## Description of the task
Output the passage on immigrant labor below, word for word, from "Reed sent us" up to and including "not so sure.".

## Quoted passage
────────────────
In Georgia where both Republicans and some right-wing
Democrats like State Senator Kasim Reed of Atlanta proposed
state level measures which echoed and exceeded the petty viciousness
of congressional Republicans, similar proposals still live on.
Reed sent us a letter defending his indefensible position which
we will print in next week's BC, but the issue
is too important not to revisit now.
How should black people view the wave of immigrant
labor that has undeniably impacted us? How do we make sense
of the current anti-immigrant hysteria? Can African Americans
benefit from following the lead of Lou Dobbs and Senator Reed,
blaming and scapegoating immigrants for lowering wages? Or
do we help our people best when we stand up for a living wage
and dignity for everybody? While the answer seems clear enough
to us, some BC readers are not so sure.
────────────────
(Some records)

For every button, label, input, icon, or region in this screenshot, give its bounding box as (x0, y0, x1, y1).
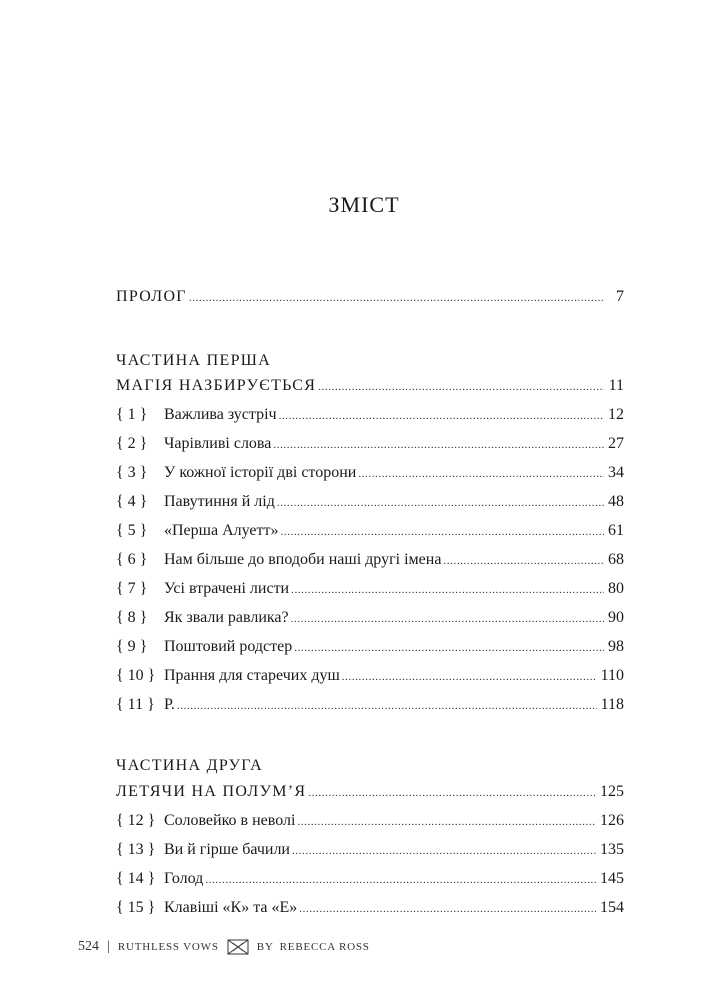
dot-leader (318, 376, 604, 398)
toc-entry-title: МАГІЯ НАЗБИРУЄТЬСЯ (116, 377, 317, 394)
toc-entry-chapter (116, 520, 624, 542)
toc-page-number: 48 (608, 493, 624, 510)
chapter-number: { 10 } (116, 667, 156, 684)
toc-entry-chapter (116, 404, 624, 426)
toc-entry-part-title (116, 781, 624, 803)
toc-entry-chapter (116, 694, 624, 716)
toc-page-number: 7 (616, 288, 624, 305)
ornament-icon (227, 939, 249, 955)
toc-page-number: 34 (608, 464, 624, 481)
toc-page-number: 90 (608, 609, 624, 626)
chapter-title: Голод (164, 870, 204, 887)
author-name: REBECCA ROSS (279, 941, 370, 953)
toc-page-number: 27 (608, 435, 624, 452)
running-footer (78, 937, 370, 957)
dot-leader (299, 898, 596, 920)
chapter-title: Чарівливі слова (164, 435, 272, 452)
toc-page-number: 98 (608, 638, 624, 655)
book-title: RUTHLESS VOWS (117, 941, 219, 953)
toc-page-number: 154 (600, 899, 624, 916)
toc-entry-chapter (116, 462, 624, 484)
chapter-title: Р. (164, 696, 175, 713)
toc-entry-chapter (116, 433, 624, 455)
chapter-title: Прання для старечих душ (164, 667, 340, 684)
dot-leader (291, 579, 604, 601)
toc-entry-chapter (116, 839, 624, 861)
chapter-title: У кожної історії дві сторони (164, 464, 357, 481)
dot-leader (273, 434, 604, 456)
chapter-number: { 1 } (116, 406, 148, 423)
chapter-number: { 7 } (116, 580, 148, 597)
chapter-title: Важлива зустріч (164, 406, 277, 423)
toc-page-number: 12 (608, 406, 624, 423)
part-heading: ЧАСТИНА ПЕРША (116, 352, 272, 369)
chapter-title: Поштовий родстер (164, 638, 293, 655)
chapter-number: { 12 } (116, 812, 156, 829)
chapter-number: { 3 } (116, 464, 148, 481)
toc-page-number: 68 (608, 551, 624, 568)
toc-entry-chapter (116, 549, 624, 571)
chapter-number: { 15 } (116, 899, 156, 916)
chapter-number: { 13 } (116, 841, 156, 858)
dot-leader (177, 695, 597, 717)
dot-leader (279, 405, 604, 427)
chapter-number: { 6 } (116, 551, 148, 568)
page-title: ЗМІСТ (328, 192, 400, 217)
dot-leader (308, 782, 596, 804)
toc-page-number: 80 (608, 580, 624, 597)
dot-leader (443, 550, 604, 572)
chapter-title: Павутиння й лід (164, 493, 275, 510)
chapter-number: { 4 } (116, 493, 148, 510)
dot-leader (277, 492, 604, 514)
dot-leader (297, 811, 596, 833)
toc-entry-chapter (116, 810, 624, 832)
toc-entry-chapter (116, 491, 624, 513)
dot-leader (292, 840, 596, 862)
toc-entry-chapter (116, 897, 624, 919)
toc-entry-title: ПРОЛОГ (116, 288, 187, 305)
byline-by: BY (256, 941, 274, 953)
toc-page-number: 110 (600, 667, 624, 684)
part-heading: ЧАСТИНА ДРУГА (116, 757, 263, 774)
toc-page-number: 125 (600, 783, 624, 800)
chapter-title: Нам більше до вподоби наші другі імена (164, 551, 442, 568)
dot-leader (291, 608, 604, 630)
toc-entry-prologue (116, 286, 624, 308)
toc-page-number: 11 (608, 377, 624, 394)
dot-leader (205, 869, 596, 891)
chapter-number: { 14 } (116, 870, 156, 887)
chapter-number: { 11 } (116, 696, 155, 713)
toc-page-number: 135 (600, 841, 624, 858)
chapter-title: Як звали равлика? (164, 609, 289, 626)
folio-page-number: 524 (78, 939, 99, 954)
chapter-title: «Перша Алуетт» (164, 522, 279, 539)
chapter-number: { 5 } (116, 522, 148, 539)
toc-page-number: 126 (600, 812, 624, 829)
chapter-number: { 8 } (116, 609, 148, 626)
toc-entry-chapter (116, 636, 624, 658)
toc-entry-chapter (116, 578, 624, 600)
toc-entry-chapter (116, 665, 624, 687)
chapter-title: Клавіші «К» та «Е» (164, 899, 298, 916)
dot-leader (189, 287, 604, 309)
chapter-title: Усі втрачені листи (164, 580, 290, 597)
chapter-number: { 2 } (116, 435, 148, 452)
chapter-number: { 9 } (116, 638, 148, 655)
toc-entry-part-title (116, 375, 624, 397)
dot-leader (358, 463, 604, 485)
dot-leader (294, 637, 604, 659)
toc-page-number: 145 (600, 870, 624, 887)
chapter-title: Ви й гірше бачили (164, 841, 290, 858)
dot-leader (342, 666, 597, 688)
chapter-title: Соловейко в неволі (164, 812, 296, 829)
dot-leader (281, 521, 605, 543)
toc-page-number: 118 (600, 696, 624, 713)
toc-entry-title: ЛЕТЯЧИ НА ПОЛУМ’Я (116, 783, 307, 800)
toc-entry-chapter (116, 607, 624, 629)
toc-entry-chapter (116, 868, 624, 890)
footer-separator: | (107, 939, 110, 954)
toc-page-number: 61 (608, 522, 624, 539)
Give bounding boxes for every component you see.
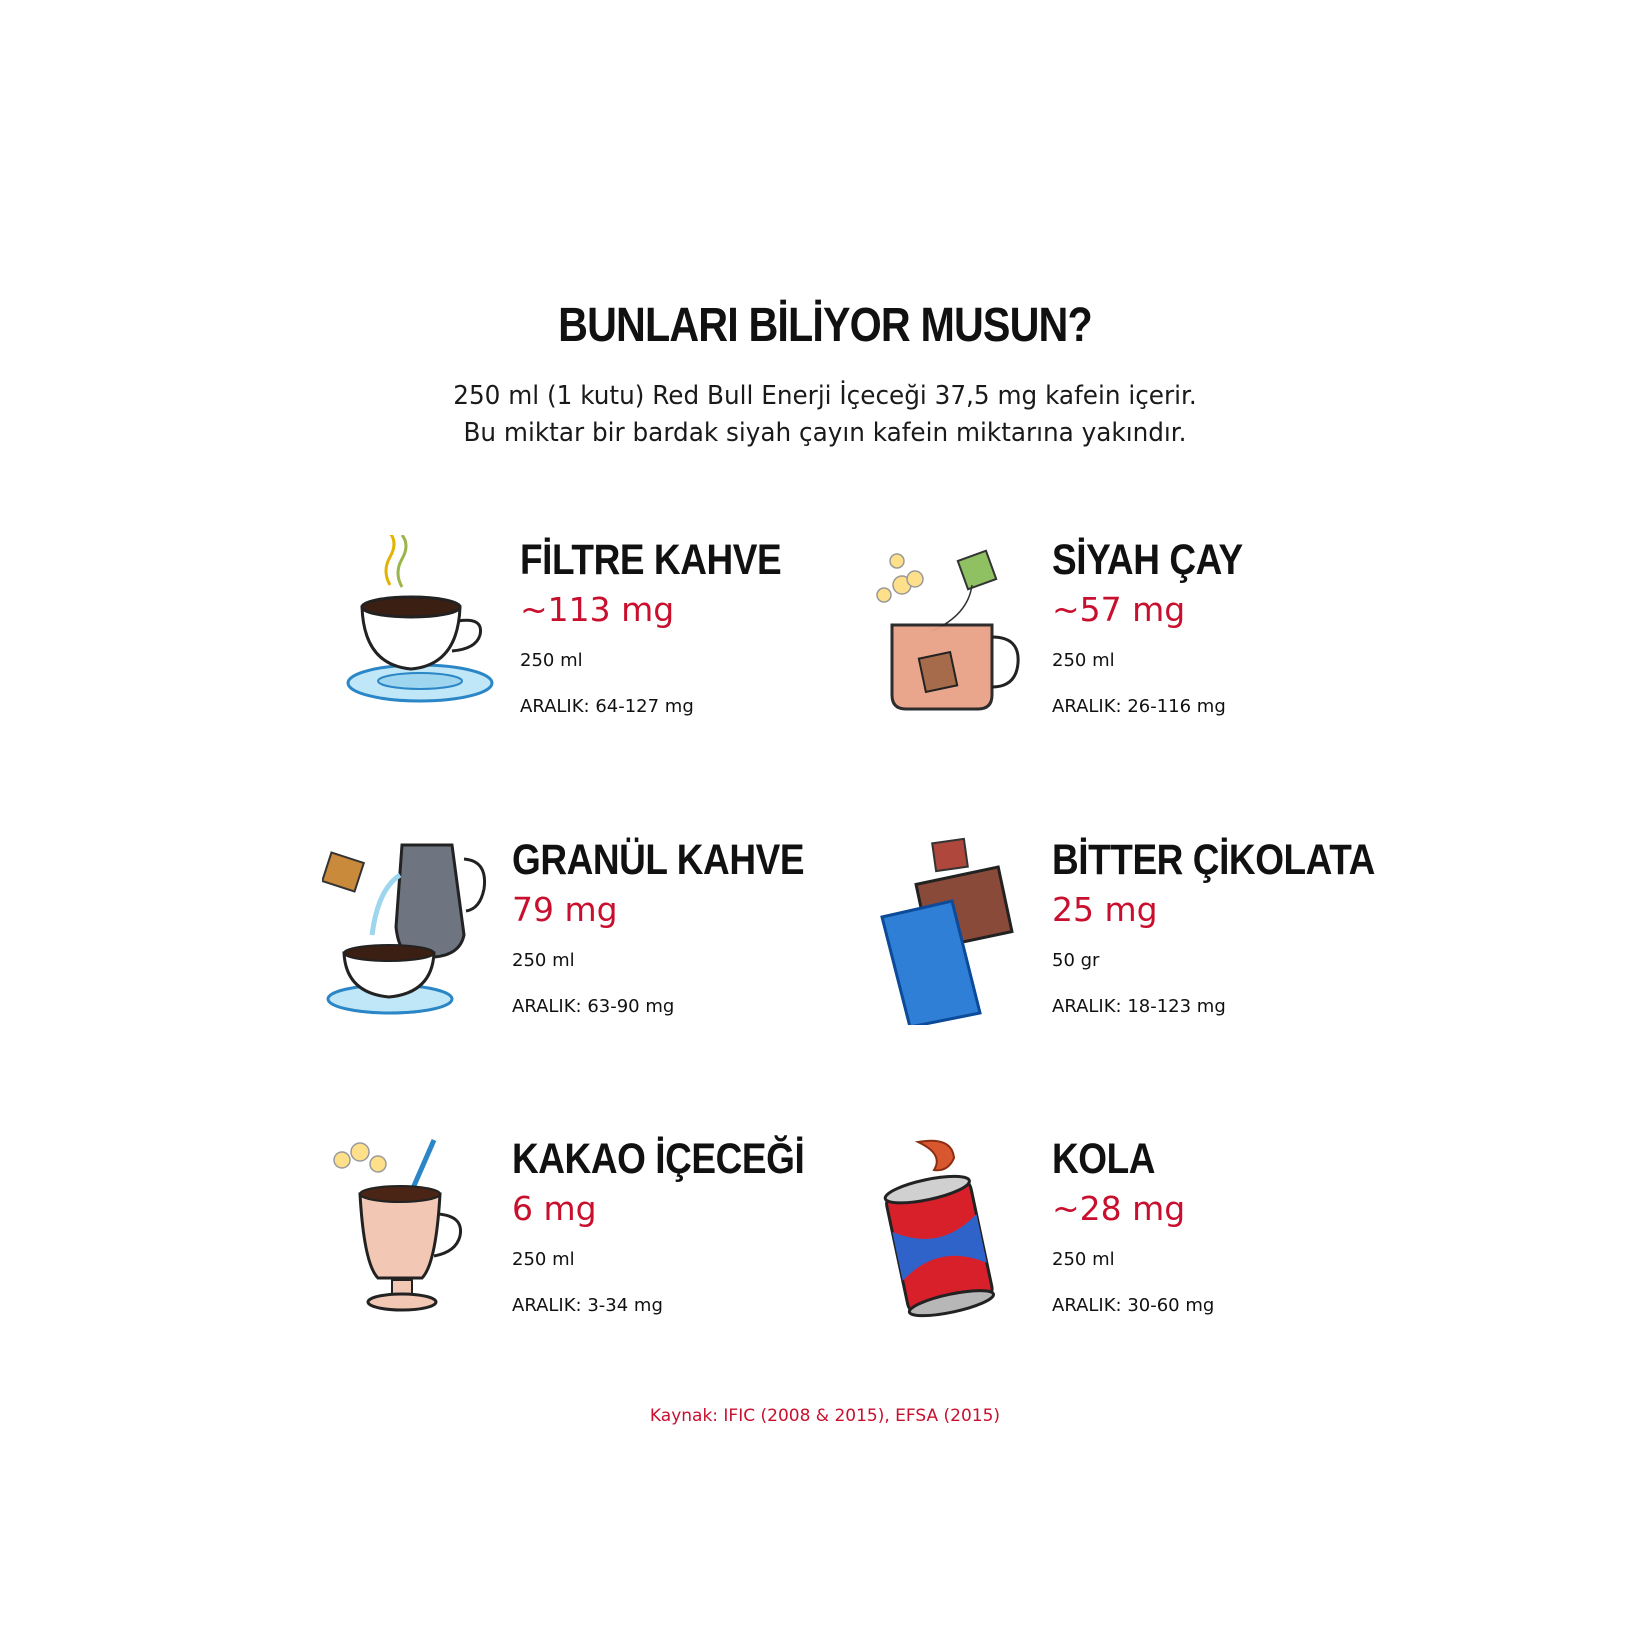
- item-range: ARALIK: 64-127 mg: [520, 696, 694, 717]
- coffee-cup-icon: [330, 535, 510, 725]
- cola-can-icon: [862, 1134, 1042, 1324]
- tea-mug-icon: [862, 535, 1042, 725]
- subtitle: [41, 378, 1609, 452]
- item-volume: 250 ml: [520, 650, 583, 671]
- item-volume: 250 ml: [1052, 650, 1115, 671]
- item-name: KOLA: [1052, 1135, 1156, 1183]
- chocolate-icon: [862, 835, 1042, 1025]
- item-name: FİLTRE KAHVE: [520, 536, 782, 584]
- item-volume: 250 ml: [512, 1249, 575, 1270]
- item-amount: 25 mg: [1052, 890, 1158, 929]
- item-amount: ~57 mg: [1052, 590, 1186, 629]
- item-amount: ~28 mg: [1052, 1189, 1186, 1228]
- item-range: ARALIK: 26-116 mg: [1052, 696, 1226, 717]
- source-note: Kaynak: IFIC (2008 & 2015), EFSA (2015): [649, 1406, 1001, 1426]
- cocoa-mug-icon: [322, 1134, 502, 1324]
- item-name: KAKAO İÇECEĞİ: [512, 1135, 805, 1183]
- subtitle-line-2: Bu miktar bir bardak siyah çayın kafein miktarına yakındır.: [463, 418, 1187, 448]
- caffeine-item-instant-coffee: [322, 835, 842, 1075]
- caffeine-item-cocoa-drink: [322, 1134, 842, 1374]
- caffeine-item-cola: [862, 1134, 1382, 1374]
- item-name: SİYAH ÇAY: [1052, 536, 1243, 584]
- item-volume: 250 ml: [512, 950, 575, 971]
- page-title: BUNLARI BİLİYOR MUSUN?: [558, 299, 1092, 352]
- item-name: GRANÜL KAHVE: [512, 836, 805, 884]
- subtitle-line-1: 250 ml (1 kutu) Red Bull Enerji İçeceği 37,5 mg kafein içerir.: [453, 381, 1197, 411]
- item-volume: 250 ml: [1052, 1249, 1115, 1270]
- item-volume: 50 gr: [1052, 950, 1100, 971]
- item-range: ARALIK: 3-34 mg: [512, 1295, 663, 1316]
- item-range: ARALIK: 18-123 mg: [1052, 996, 1226, 1017]
- caffeine-item-filter-coffee: [330, 535, 850, 775]
- item-name: BİTTER ÇİKOLATA: [1052, 836, 1375, 884]
- item-amount: ~113 mg: [520, 590, 675, 629]
- kettle-icon: [322, 835, 502, 1025]
- item-range: ARALIK: 30-60 mg: [1052, 1295, 1215, 1316]
- item-amount: 79 mg: [512, 890, 618, 929]
- item-range: ARALIK: 63-90 mg: [512, 996, 675, 1017]
- caffeine-item-black-tea: [862, 535, 1382, 775]
- item-amount: 6 mg: [512, 1189, 597, 1228]
- caffeine-item-dark-chocolate: [862, 835, 1382, 1075]
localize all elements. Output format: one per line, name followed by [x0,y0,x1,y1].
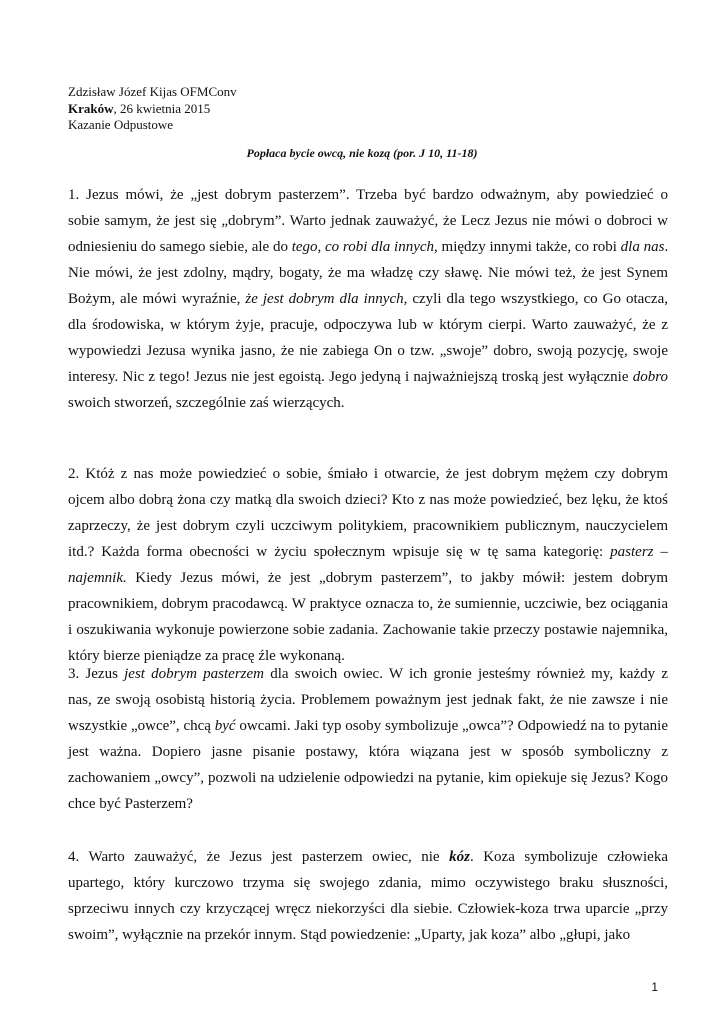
emphasis-run: jest dobrym pasterzem [124,666,264,682]
text-line [68,565,668,591]
text-line [68,461,668,487]
text-line [68,617,668,643]
text-run: odniesieniu do samego siebie, ale do [68,239,292,255]
text-run: dla swoich owiec. W ich gronie jesteśmy również my, każdy z [264,666,668,682]
text-run: Nie mówi, że jest zdolny, mądry, bogaty, że ma władzę czy sławę. Nie mówi też, że jest Synem [68,265,668,281]
text-line [68,870,668,896]
text-run: sobie samym, że jest się „dobrym”. Warto jednak zauważyć, że Lecz Jezus nie mówi o dobroci w [68,213,668,229]
date: , 26 kwietnia 2015 [113,100,211,116]
text-run: upartego, który kurczowo trzyma się swojego zdania, mimo oczywistego braku słuszności, [68,875,668,891]
text-line [68,739,668,765]
author-line: Zdzisław Józef Kijas OFMConv [68,84,237,99]
text-line [68,713,668,739]
emphasis-run: tego, co robi dla innych [291,239,435,255]
emphasis-run: kóz [449,849,470,865]
text-run: zachowaniem „owcy”, pozwoli na udzielenie odpowiedzi na pytanie, kim opiekuje się Jezus? Kogo [68,770,668,786]
text-run: chce być Pasterzem? [68,796,193,812]
text-line [68,844,668,870]
text-line [68,591,668,617]
text-run: pracownikiem, dobrym pracodawcą. W praktyce oznacza to, że sumiennie, uczciwie, bez ociągania [68,596,668,612]
strong-run [449,849,470,865]
text-run: wszystkie „owce”, chcą [68,718,215,734]
sermon-title: Popłaca bycie owcą, nie kozą (por. J 10, 11-18) [246,146,478,160]
page-number: 1 [651,980,658,994]
text-run: 2. Któż z nas może powiedzieć o sobie, śmiało i otwarcie, że jest dobrym mężem czy dobrym [68,466,668,482]
text-line [68,390,668,416]
text-line [68,896,668,922]
text-run: . Koza symbolizuje człowieka [469,849,668,865]
paragraph-4 [68,844,668,948]
text-line [68,661,668,687]
text-run: 3. Jezus [68,666,125,682]
paragraph-3 [68,661,668,817]
paragraph-2 [68,461,668,669]
text-run: itd.? Każda forma obecności w życiu społecznym wpisuje się w tę sama kategorię: [68,544,611,560]
text-line [68,234,668,260]
emphasis-run: dla nas [620,239,665,255]
place-date-line [68,101,237,118]
place: Kraków [68,100,114,116]
text-run: . [664,239,669,255]
paragraph-1 [68,182,668,416]
emphasis-run: że jest dobrym dla innych [245,291,404,307]
text-line [68,286,668,312]
text-line [68,338,668,364]
text-run: Bożym, ale mówi wyraźnie, [68,291,246,307]
text-run: i oszukiwania wykonuje powierzone sobie zadania. Zachowanie takie przeczy postawie najemnika, [68,622,668,638]
text-run: ojcem albo dobrą żona czy matką dla swoich dzieci? Kto z nas może powiedzieć, bez lęku, że ktoś [68,492,668,508]
emphasis-run: pasterz – [610,544,668,560]
emphasis-run: dobro [632,369,668,385]
text-line [68,312,668,338]
text-run: 1. Jezus mówi, że „jest dobrym pasterzem”. Trzeba być bardzo odważnym, aby powiedzieć o [68,187,668,203]
text-run: swoim”, wyłącznie na przekór innym. Stąd powiedzenie: „Uparty, jak koza” albo „głupi, jako [68,927,631,943]
text-run: , między innymi także, co robi [434,239,621,255]
text-line [68,487,668,513]
text-run: sprzeciwu innych czy krzyczącej wręcz niekorzyści dla siebie. Człowiek-koza trwa uparcie „przy [68,901,668,917]
document-kind: Kazanie Odpustowe [68,117,174,132]
text-line [68,208,668,234]
text-run: swoich stworzeń, szczególnie zaś wierzących. [68,395,345,411]
text-run: nas, ze swoją osobistą historią życia. Problemem poważnym jest jednak fakt, że nie zawsze i nie [68,692,668,708]
text-line [68,182,668,208]
text-run: , czyli dla tego wszystkiego, co Go otacza, [403,291,668,307]
text-run: wypowiedzi Jezusa wynika jasno, że nie zabiega On o tzw. „swoje” dobro, swoją pozycję, swoje [68,343,668,359]
text-line [68,687,668,713]
text-run: owcami. Jaki typ osoby symbolizuje „owca”? Odpowiedź na to pytanie [235,718,668,734]
text-run: jest ważna. Dopiero jasne pisanie postawy, która wiązana jest w sposób symboliczny z [68,744,668,760]
text-run: który bierze pieniądze za pracę źle wykonaną. [68,648,345,664]
text-run: dla środowiska, w którym żyje, pracuje, odpoczywa lub w którym cierpi. Warto zauważyć, że z [68,317,668,333]
text-line [68,260,668,286]
text-line [68,539,668,565]
emphasis-run: najemnik. [68,570,127,586]
text-run: interesy. Nic z tego! Jezus nie jest egoistą. Jego jedyną i najważniejszą troską jest wyłącznie [68,369,633,385]
text-line [68,513,668,539]
text-line [68,765,668,791]
document-header [68,84,237,134]
text-run: zaprzeczy, że jest dobrym czyli uczciwym politykiem, pracownikiem publicznym, nauczycielem [68,518,668,534]
text-run: 4. Warto zauważyć, że Jezus jest pasterzem owiec, nie [68,849,450,865]
text-line [68,791,668,817]
text-line [68,922,668,948]
emphasis-run: być [214,718,236,734]
text-line [68,364,668,390]
text-run: Kiedy Jezus mówi, że jest „dobrym pasterzem”, to jakby mówił: jestem dobrym [126,570,668,586]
────────────────
## Response to this task
Reed sent us a letter defending his indefensible position which
we will print in next week's BC, but the issue
is too important not to revisit now.
How should black people view the wave of immigrant
labor that has undeniably impacted us? How do we make sense
of the current anti-immigrant hysteria? Can African Americans
benefit from following the lead of Lou Dobbs and Senator Reed,
blaming and scapegoating immigrants for lowering wages? Or
do we help our people best when we stand up for a living wage
and dignity for everybody? While the answer seems clear enough
to us, some BC readers are not so sure.